TASK
Every line that holds "content" should be shown.

* BEGIN DATASET *

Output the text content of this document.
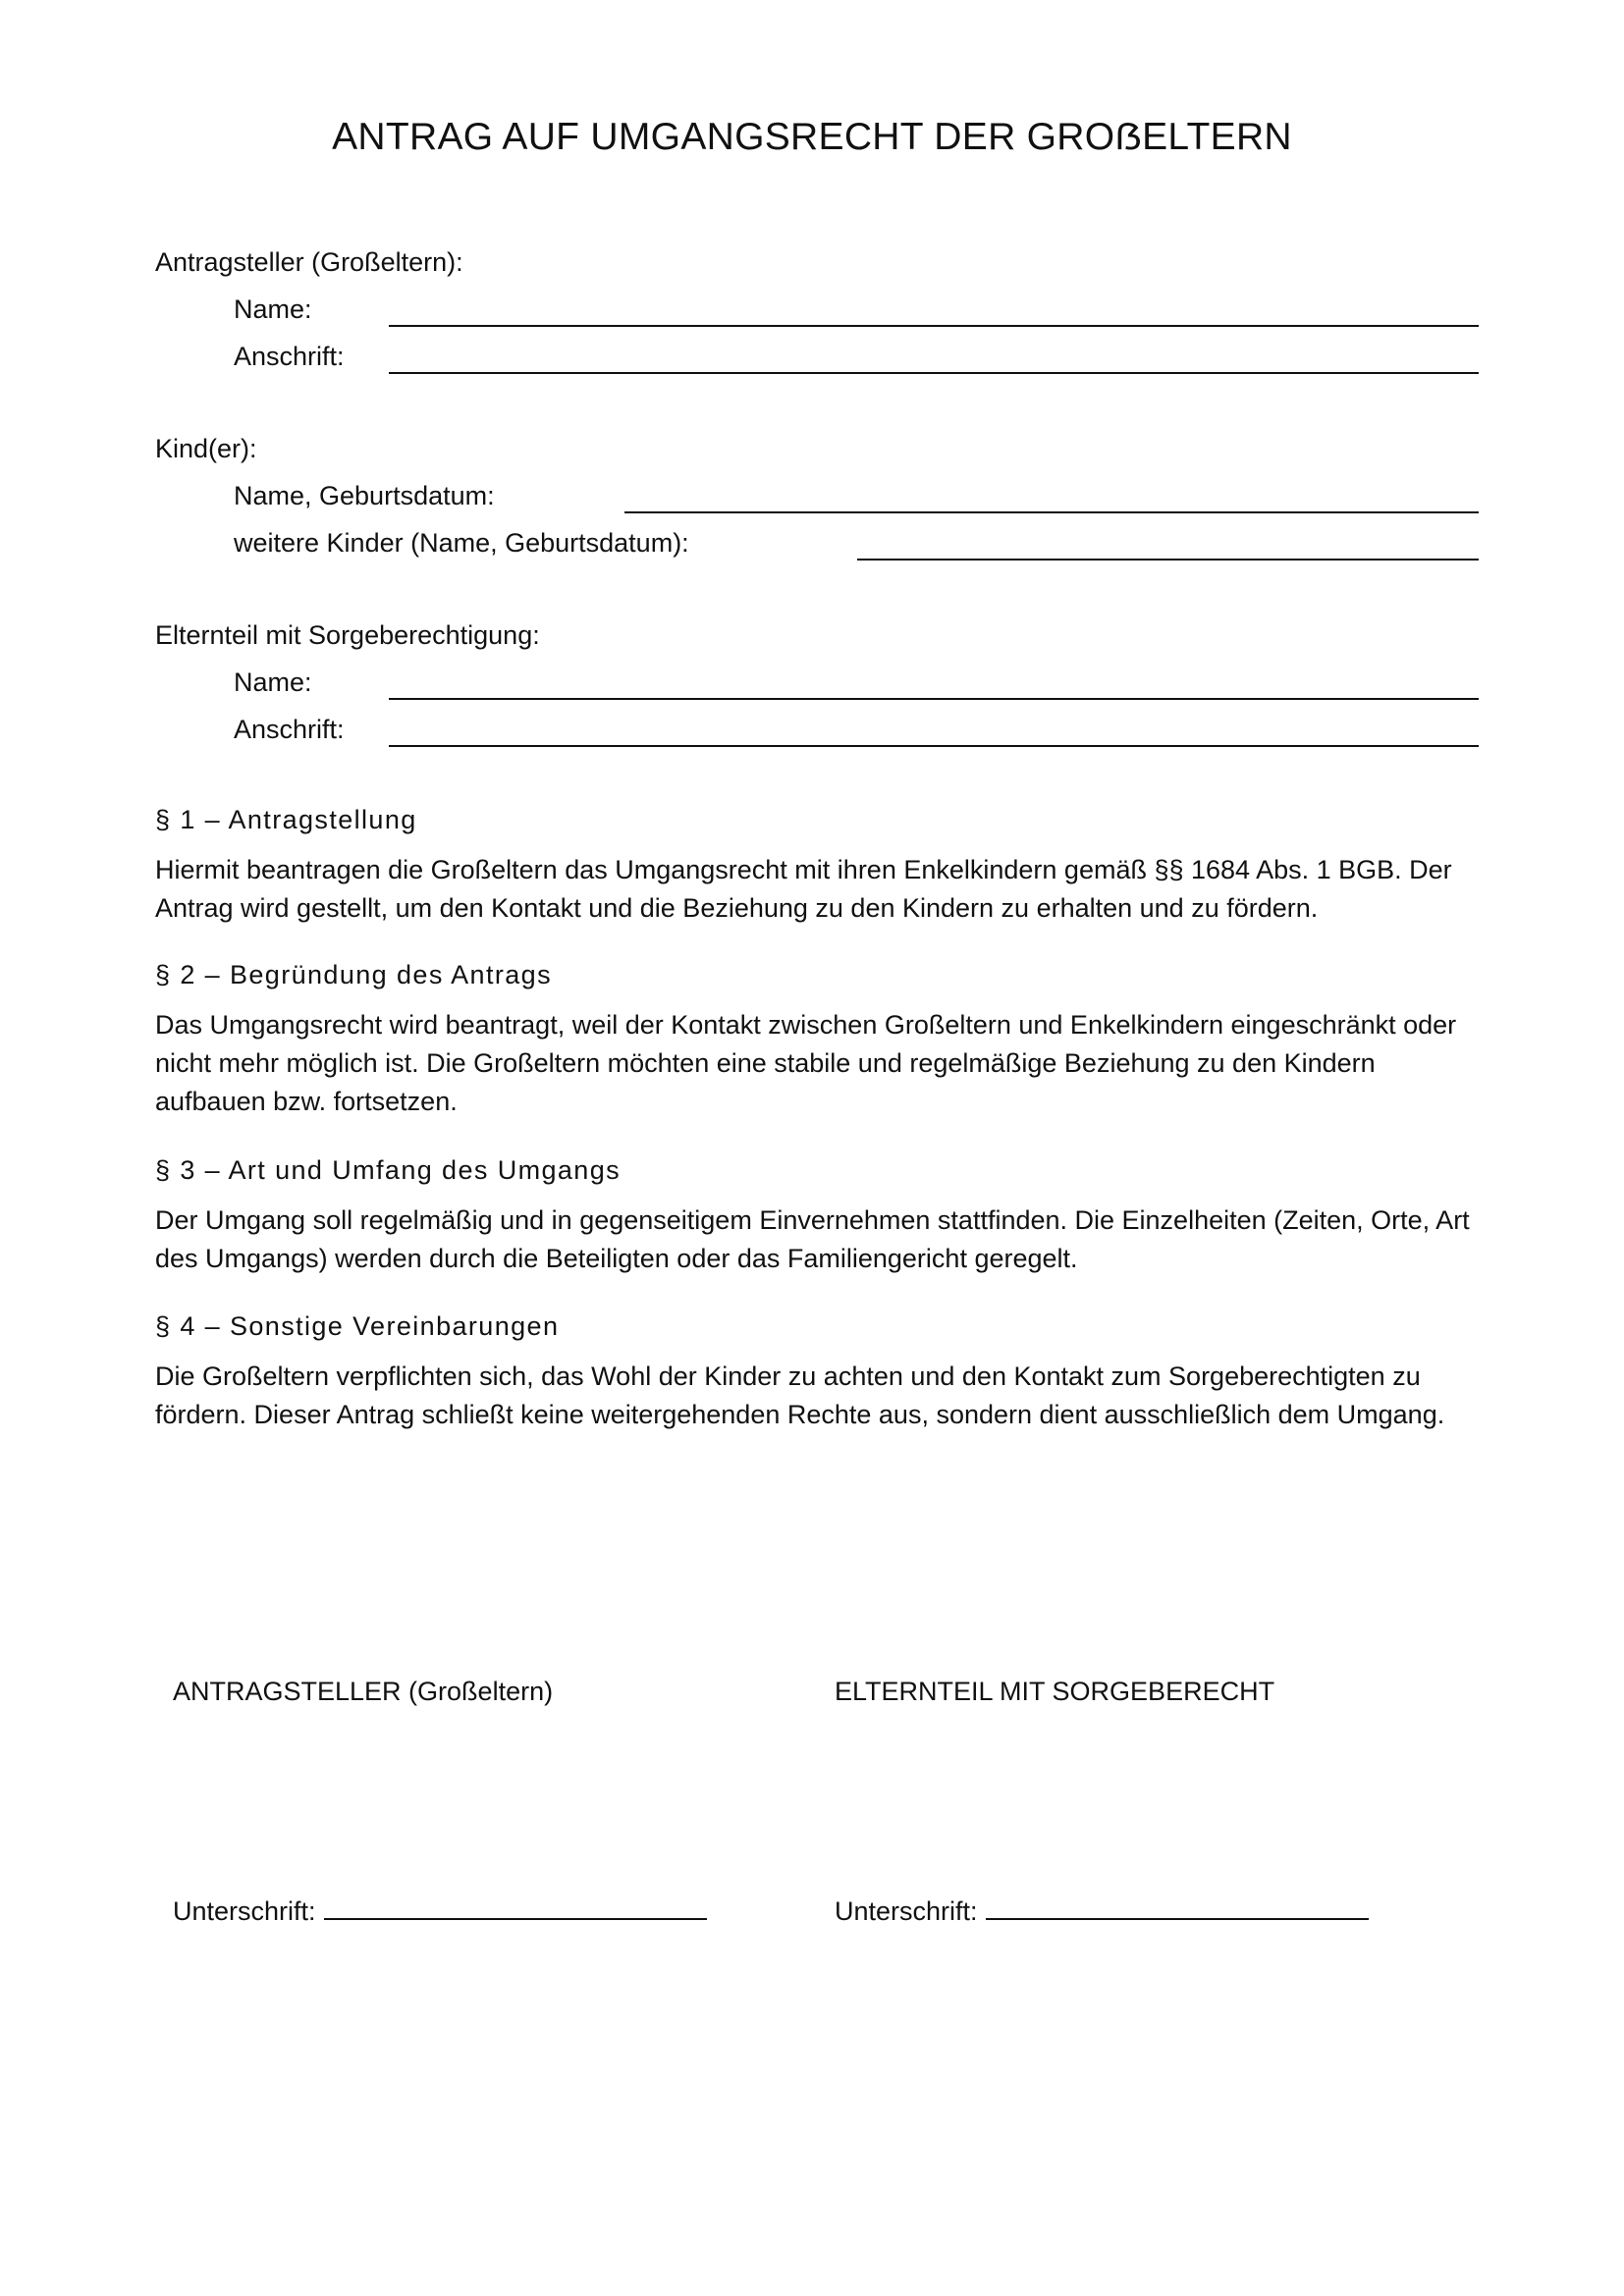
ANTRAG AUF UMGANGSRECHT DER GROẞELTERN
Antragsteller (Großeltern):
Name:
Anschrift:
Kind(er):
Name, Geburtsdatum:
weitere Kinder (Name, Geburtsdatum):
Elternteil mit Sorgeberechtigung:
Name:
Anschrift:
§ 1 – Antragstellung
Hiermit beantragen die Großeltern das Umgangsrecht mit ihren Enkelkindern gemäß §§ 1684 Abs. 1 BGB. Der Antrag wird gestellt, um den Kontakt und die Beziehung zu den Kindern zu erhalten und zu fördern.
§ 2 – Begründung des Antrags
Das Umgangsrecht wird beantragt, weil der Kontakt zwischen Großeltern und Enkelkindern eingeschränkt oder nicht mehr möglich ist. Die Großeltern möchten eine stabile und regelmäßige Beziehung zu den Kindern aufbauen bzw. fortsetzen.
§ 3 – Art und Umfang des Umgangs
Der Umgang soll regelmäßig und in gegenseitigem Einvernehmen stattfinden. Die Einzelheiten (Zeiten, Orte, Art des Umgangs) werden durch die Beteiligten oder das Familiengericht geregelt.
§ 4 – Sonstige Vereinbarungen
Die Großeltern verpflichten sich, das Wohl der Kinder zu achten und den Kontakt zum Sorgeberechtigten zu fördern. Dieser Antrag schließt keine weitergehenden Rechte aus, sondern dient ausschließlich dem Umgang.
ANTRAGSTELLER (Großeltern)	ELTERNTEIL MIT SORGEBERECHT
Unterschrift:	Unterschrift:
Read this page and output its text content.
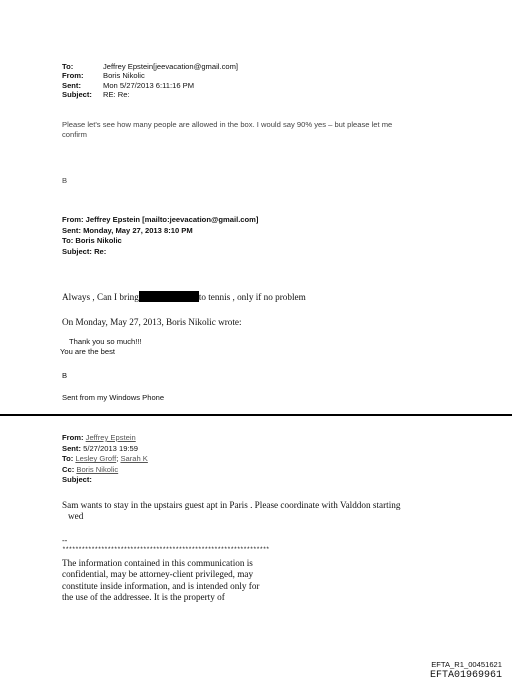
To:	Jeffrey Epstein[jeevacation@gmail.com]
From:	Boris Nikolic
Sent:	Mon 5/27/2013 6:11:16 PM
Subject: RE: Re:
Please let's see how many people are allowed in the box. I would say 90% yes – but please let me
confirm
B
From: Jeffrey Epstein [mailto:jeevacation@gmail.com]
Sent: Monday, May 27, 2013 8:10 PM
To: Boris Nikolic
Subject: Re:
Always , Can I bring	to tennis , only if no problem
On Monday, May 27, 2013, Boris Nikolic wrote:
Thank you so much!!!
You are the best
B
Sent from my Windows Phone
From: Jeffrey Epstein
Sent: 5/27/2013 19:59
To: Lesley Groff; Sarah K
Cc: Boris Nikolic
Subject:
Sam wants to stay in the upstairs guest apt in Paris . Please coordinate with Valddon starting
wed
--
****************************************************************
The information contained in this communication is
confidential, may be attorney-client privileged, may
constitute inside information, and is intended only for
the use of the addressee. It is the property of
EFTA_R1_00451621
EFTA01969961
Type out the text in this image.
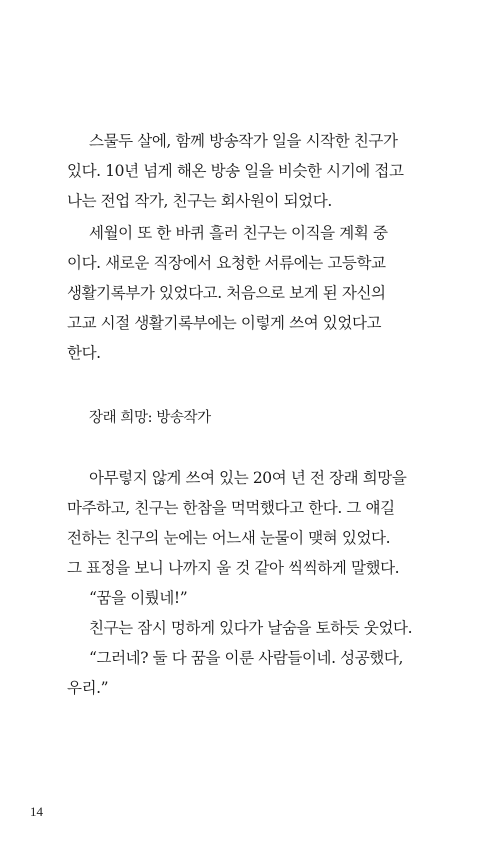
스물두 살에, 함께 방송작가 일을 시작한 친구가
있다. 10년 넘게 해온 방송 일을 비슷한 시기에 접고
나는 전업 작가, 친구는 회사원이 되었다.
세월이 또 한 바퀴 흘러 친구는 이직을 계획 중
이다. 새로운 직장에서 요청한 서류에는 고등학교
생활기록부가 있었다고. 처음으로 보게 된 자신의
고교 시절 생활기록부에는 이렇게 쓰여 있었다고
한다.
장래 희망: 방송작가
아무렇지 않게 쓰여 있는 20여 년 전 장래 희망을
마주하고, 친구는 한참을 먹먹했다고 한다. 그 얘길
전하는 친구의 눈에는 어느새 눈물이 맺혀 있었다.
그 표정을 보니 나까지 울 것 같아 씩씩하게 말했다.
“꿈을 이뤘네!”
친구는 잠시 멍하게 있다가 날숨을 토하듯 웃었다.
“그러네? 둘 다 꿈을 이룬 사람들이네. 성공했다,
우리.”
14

* END DATASET *

ANSWER TO THIS PROBLEM
Output the text content of this document.
Read this page and output its text content.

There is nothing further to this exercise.